§ WHAT YOU SHOULD DO
Set down the material below word for word, excluding the pictures.

§ DATA FOR THE TASK
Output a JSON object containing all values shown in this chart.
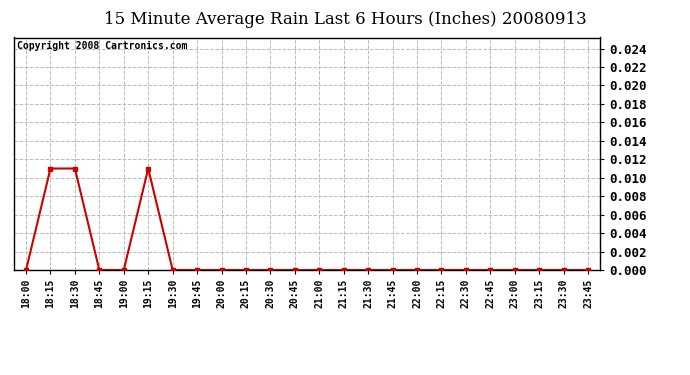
{
  "title": "15 Minute Average Rain Last 6 Hours (Inches) 20080913",
  "copyright_text": "Copyright 2008 Cartronics.com",
  "background_color": "#ffffff",
  "plot_bg_color": "#ffffff",
  "grid_color": "#bbbbbb",
  "line_color": "#cc0000",
  "marker_color": "#cc0000",
  "ylim": [
    0,
    0.0252
  ],
  "yticks": [
    0.0,
    0.002,
    0.004,
    0.006,
    0.008,
    0.01,
    0.012,
    0.014,
    0.016,
    0.018,
    0.02,
    0.022,
    0.024
  ],
  "time_labels": [
    "18:00",
    "18:15",
    "18:30",
    "18:45",
    "19:00",
    "19:15",
    "19:30",
    "19:45",
    "20:00",
    "20:15",
    "20:30",
    "20:45",
    "21:00",
    "21:15",
    "21:30",
    "21:45",
    "22:00",
    "22:15",
    "22:30",
    "22:45",
    "23:00",
    "23:15",
    "23:30",
    "23:45"
  ],
  "values": [
    0.0,
    0.011,
    0.011,
    0.0,
    0.0,
    0.011,
    0.0,
    0.0,
    0.0,
    0.0,
    0.0,
    0.0,
    0.0,
    0.0,
    0.0,
    0.0,
    0.0,
    0.0,
    0.0,
    0.0,
    0.0,
    0.0,
    0.0,
    0.0
  ],
  "title_fontsize": 12,
  "copyright_fontsize": 7,
  "ytick_fontsize": 9,
  "xtick_fontsize": 7
}
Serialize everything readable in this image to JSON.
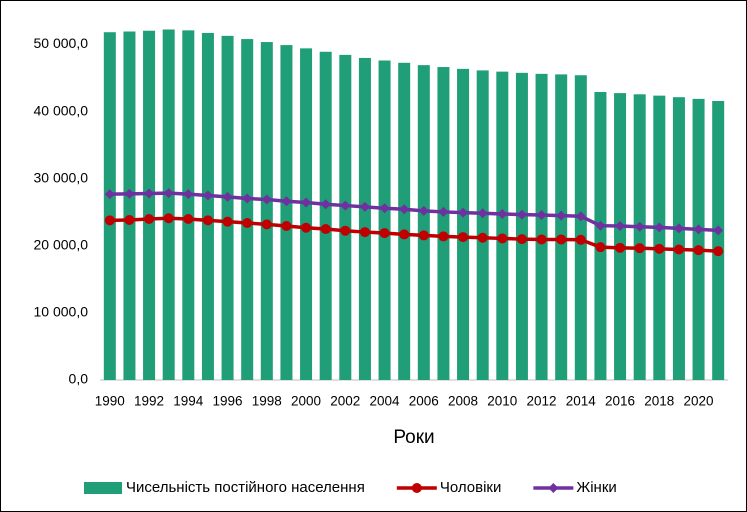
{
  "chart_data": {
    "type": "bar_line",
    "x_label": "Роки",
    "categories": [
      "1990",
      null,
      "1992",
      null,
      "1994",
      null,
      "1996",
      null,
      "1998",
      null,
      "2000",
      null,
      "2002",
      null,
      "2004",
      null,
      "2006",
      null,
      "2008",
      null,
      "2010",
      null,
      "2012",
      null,
      "2014",
      null,
      "2016",
      null,
      "2018",
      null,
      "2020",
      null
    ],
    "series": [
      {
        "name": "Чисельність постійного населення",
        "type": "bar",
        "color": "#1f9e78",
        "values": [
          51838,
          51944,
          52057,
          52244,
          52114,
          51728,
          51297,
          50818,
          50370,
          49918,
          49430,
          48923,
          48457,
          48004,
          47622,
          47281,
          46930,
          46646,
          46373,
          46144,
          45963,
          45783,
          45633,
          45553,
          45426,
          42929,
          42760,
          42584,
          42386,
          42153,
          41902,
          41588
        ]
      },
      {
        "name": "Чоловіки",
        "type": "line",
        "marker": "circle",
        "color": "#c00000",
        "values": [
          23800,
          23850,
          24000,
          24100,
          24000,
          23800,
          23600,
          23400,
          23200,
          22950,
          22700,
          22500,
          22250,
          22050,
          21900,
          21700,
          21550,
          21400,
          21300,
          21200,
          21100,
          21000,
          20950,
          20950,
          20900,
          19800,
          19700,
          19650,
          19550,
          19450,
          19350,
          19200
        ]
      },
      {
        "name": "Жінки",
        "type": "line",
        "marker": "diamond",
        "color": "#7030a0",
        "values": [
          27700,
          27750,
          27800,
          27850,
          27700,
          27500,
          27300,
          27050,
          26900,
          26650,
          26450,
          26200,
          26000,
          25800,
          25600,
          25450,
          25200,
          25050,
          24950,
          24850,
          24750,
          24650,
          24600,
          24500,
          24400,
          23000,
          22950,
          22850,
          22750,
          22600,
          22450,
          22300
        ]
      }
    ],
    "ylim": [
      0,
      55000
    ],
    "yticks": [
      {
        "value": 0,
        "label": "0,0"
      },
      {
        "value": 10000,
        "label": "10 000,0"
      },
      {
        "value": 20000,
        "label": "20 000,0"
      },
      {
        "value": 30000,
        "label": "30 000,0"
      },
      {
        "value": 40000,
        "label": "40 000,0"
      },
      {
        "value": 50000,
        "label": "50 000,0"
      }
    ],
    "legend": "bottom"
  }
}
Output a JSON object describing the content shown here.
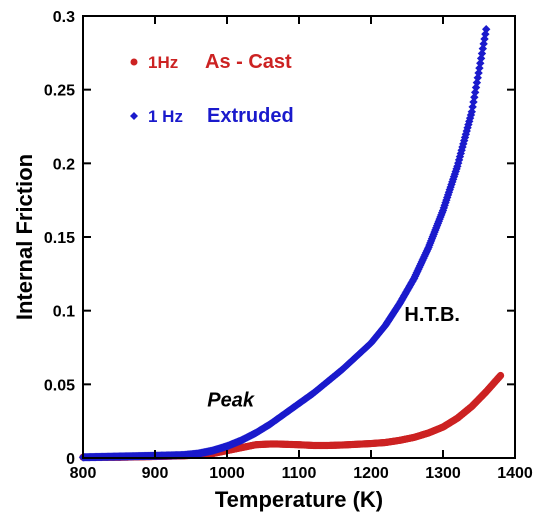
{
  "chart_data": {
    "type": "scatter",
    "xlabel": "Temperature (K)",
    "ylabel": "Internal Friction",
    "xlim": [
      800,
      1400
    ],
    "ylim": [
      0,
      0.3
    ],
    "xticks": [
      800,
      900,
      1000,
      1100,
      1200,
      1300,
      1400
    ],
    "yticks": [
      0,
      0.05,
      0.1,
      0.15,
      0.2,
      0.25,
      0.3
    ],
    "ytick_labels": [
      "0",
      "0.05",
      "0.1",
      "0.15",
      "0.2",
      "0.25",
      "0.3"
    ],
    "grid": false,
    "legend_position": "top-left",
    "series": [
      {
        "name": "As - Cast",
        "label_prefix": "1Hz",
        "color": "#cc2222",
        "marker": "circle",
        "x": [
          800,
          850,
          900,
          940,
          960,
          980,
          1000,
          1020,
          1040,
          1060,
          1070,
          1080,
          1100,
          1120,
          1140,
          1160,
          1180,
          1200,
          1220,
          1240,
          1260,
          1280,
          1300,
          1320,
          1340,
          1360,
          1380
        ],
        "y": [
          0.0005,
          0.0005,
          0.001,
          0.0015,
          0.002,
          0.003,
          0.005,
          0.007,
          0.009,
          0.0095,
          0.0095,
          0.0093,
          0.009,
          0.0085,
          0.0085,
          0.0088,
          0.0093,
          0.0098,
          0.0105,
          0.012,
          0.014,
          0.017,
          0.021,
          0.027,
          0.035,
          0.045,
          0.056
        ]
      },
      {
        "name": "Extruded",
        "label_prefix": "1 Hz",
        "color": "#1a1acc",
        "marker": "diamond",
        "x": [
          800,
          850,
          900,
          940,
          960,
          980,
          1000,
          1020,
          1040,
          1060,
          1080,
          1100,
          1120,
          1140,
          1160,
          1180,
          1200,
          1220,
          1240,
          1260,
          1280,
          1300,
          1320,
          1340,
          1360
        ],
        "y": [
          0.0005,
          0.001,
          0.0015,
          0.002,
          0.003,
          0.005,
          0.008,
          0.012,
          0.017,
          0.023,
          0.03,
          0.037,
          0.044,
          0.052,
          0.06,
          0.069,
          0.078,
          0.09,
          0.105,
          0.122,
          0.143,
          0.168,
          0.198,
          0.235,
          0.291
        ]
      }
    ],
    "annotations": [
      {
        "text": "Peak",
        "x": 1005,
        "y": 0.035,
        "style": "italic"
      },
      {
        "text": "H.T.B.",
        "x": 1285,
        "y": 0.093,
        "style": "normal"
      }
    ]
  }
}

§ TASK RESPONSE
Output a JSON object containing all values shown in this chart.
{
  "title": "15 Minute Average Rain Last 6 Hours (Inches) 20080913",
  "copyright_text": "Copyright 2008 Cartronics.com",
  "background_color": "#ffffff",
  "plot_bg_color": "#ffffff",
  "grid_color": "#bbbbbb",
  "line_color": "#cc0000",
  "marker_color": "#cc0000",
  "ylim": [
    0,
    0.0252
  ],
  "yticks": [
    0.0,
    0.002,
    0.004,
    0.006,
    0.008,
    0.01,
    0.012,
    0.014,
    0.016,
    0.018,
    0.02,
    0.022,
    0.024
  ],
  "time_labels": [
    "18:00",
    "18:15",
    "18:30",
    "18:45",
    "19:00",
    "19:15",
    "19:30",
    "19:45",
    "20:00",
    "20:15",
    "20:30",
    "20:45",
    "21:00",
    "21:15",
    "21:30",
    "21:45",
    "22:00",
    "22:15",
    "22:30",
    "22:45",
    "23:00",
    "23:15",
    "23:30",
    "23:45"
  ],
  "values": [
    0.0,
    0.011,
    0.011,
    0.0,
    0.0,
    0.011,
    0.0,
    0.0,
    0.0,
    0.0,
    0.0,
    0.0,
    0.0,
    0.0,
    0.0,
    0.0,
    0.0,
    0.0,
    0.0,
    0.0,
    0.0,
    0.0,
    0.0,
    0.0
  ],
  "title_fontsize": 12,
  "copyright_fontsize": 7,
  "ytick_fontsize": 9,
  "xtick_fontsize": 7
}
Serialize everything readable in this image to JSON.
{
  "chart_data": {
    "type": "bar_line",
    "x_label": "Роки",
    "categories": [
      "1990",
      null,
      "1992",
      null,
      "1994",
      null,
      "1996",
      null,
      "1998",
      null,
      "2000",
      null,
      "2002",
      null,
      "2004",
      null,
      "2006",
      null,
      "2008",
      null,
      "2010",
      null,
      "2012",
      null,
      "2014",
      null,
      "2016",
      null,
      "2018",
      null,
      "2020",
      null
    ],
    "series": [
      {
        "name": "Чисельність постійного населення",
        "type": "bar",
        "color": "#1f9e78",
        "values": [
          51838,
          51944,
          52057,
          52244,
          52114,
          51728,
          51297,
          50818,
          50370,
          49918,
          49430,
          48923,
          48457,
          48004,
          47622,
          47281,
          46930,
          46646,
          46373,
          46144,
          45963,
          45783,
          45633,
          45553,
          45426,
          42929,
          42760,
          42584,
          42386,
          42153,
          41902,
          41588
        ]
      },
      {
        "name": "Чоловіки",
        "type": "line",
        "marker": "circle",
        "color": "#c00000",
        "values": [
          23800,
          23850,
          24000,
          24100,
          24000,
          23800,
          23600,
          23400,
          23200,
          22950,
          22700,
          22500,
          22250,
          22050,
          21900,
          21700,
          21550,
          21400,
          21300,
          21200,
          21100,
          21000,
          20950,
          20950,
          20900,
          19800,
          19700,
          19650,
          19550,
          19450,
          19350,
          19200
        ]
      },
      {
        "name": "Жінки",
        "type": "line",
        "marker": "diamond",
        "color": "#7030a0",
        "values": [
          27700,
          27750,
          27800,
          27850,
          27700,
          27500,
          27300,
          27050,
          26900,
          26650,
          26450,
          26200,
          26000,
          25800,
          25600,
          25450,
          25200,
          25050,
          24950,
          24850,
          24750,
          24650,
          24600,
          24500,
          24400,
          23000,
          22950,
          22850,
          22750,
          22600,
          22450,
          22300
        ]
      }
    ],
    "ylim": [
      0,
      55000
    ],
    "yticks": [
      {
        "value": 0,
        "label": "0,0"
      },
      {
        "value": 10000,
        "label": "10 000,0"
      },
      {
        "value": 20000,
        "label": "20 000,0"
      },
      {
        "value": 30000,
        "label": "30 000,0"
      },
      {
        "value": 40000,
        "label": "40 000,0"
      },
      {
        "value": 50000,
        "label": "50 000,0"
      }
    ],
    "legend": "bottom"
  }
}
Output a JSON object describing the content shown here.
{
  "chart_data": {
    "type": "scatter",
    "xlabel": "Temperature (K)",
    "ylabel": "Internal Friction",
    "xlim": [
      800,
      1400
    ],
    "ylim": [
      0,
      0.3
    ],
    "xticks": [
      800,
      900,
      1000,
      1100,
      1200,
      1300,
      1400
    ],
    "yticks": [
      0,
      0.05,
      0.1,
      0.15,
      0.2,
      0.25,
      0.3
    ],
    "ytick_labels": [
      "0",
      "0.05",
      "0.1",
      "0.15",
      "0.2",
      "0.25",
      "0.3"
    ],
    "grid": false,
    "legend_position": "top-left",
    "series": [
      {
        "name": "As - Cast",
        "label_prefix": "1Hz",
        "color": "#cc2222",
        "marker": "circle",
        "x": [
          800,
          850,
          900,
          940,
          960,
          980,
          1000,
          1020,
          1040,
          1060,
          1070,
          1080,
          1100,
          1120,
          1140,
          1160,
          1180,
          1200,
          1220,
          1240,
          1260,
          1280,
          1300,
          1320,
          1340,
          1360,
          1380
        ],
        "y": [
          0.0005,
          0.0005,
          0.001,
          0.0015,
          0.002,
          0.003,
          0.005,
          0.007,
          0.009,
          0.0095,
          0.0095,
          0.0093,
          0.009,
          0.0085,
          0.0085,
          0.0088,
          0.0093,
          0.0098,
          0.0105,
          0.012,
          0.014,
          0.017,
          0.021,
          0.027,
          0.035,
          0.045,
          0.056
        ]
      },
      {
        "name": "Extruded",
        "label_prefix": "1 Hz",
        "color": "#1a1acc",
        "marker": "diamond",
        "x": [
          800,
          850,
          900,
          940,
          960,
          980,
          1000,
          1020,
          1040,
          1060,
          1080,
          1100,
          1120,
          1140,
          1160,
          1180,
          1200,
          1220,
          1240,
          1260,
          1280,
          1300,
          1320,
          1340,
          1360
        ],
        "y": [
          0.0005,
          0.001,
          0.0015,
          0.002,
          0.003,
          0.005,
          0.008,
          0.012,
          0.017,
          0.023,
          0.03,
          0.037,
          0.044,
          0.052,
          0.06,
          0.069,
          0.078,
          0.09,
          0.105,
          0.122,
          0.143,
          0.168,
          0.198,
          0.235,
          0.291
        ]
      }
    ],
    "annotations": [
      {
        "text": "Peak",
        "x": 1005,
        "y": 0.035,
        "style": "italic"
      },
      {
        "text": "H.T.B.",
        "x": 1285,
        "y": 0.093,
        "style": "normal"
      }
    ]
  }
}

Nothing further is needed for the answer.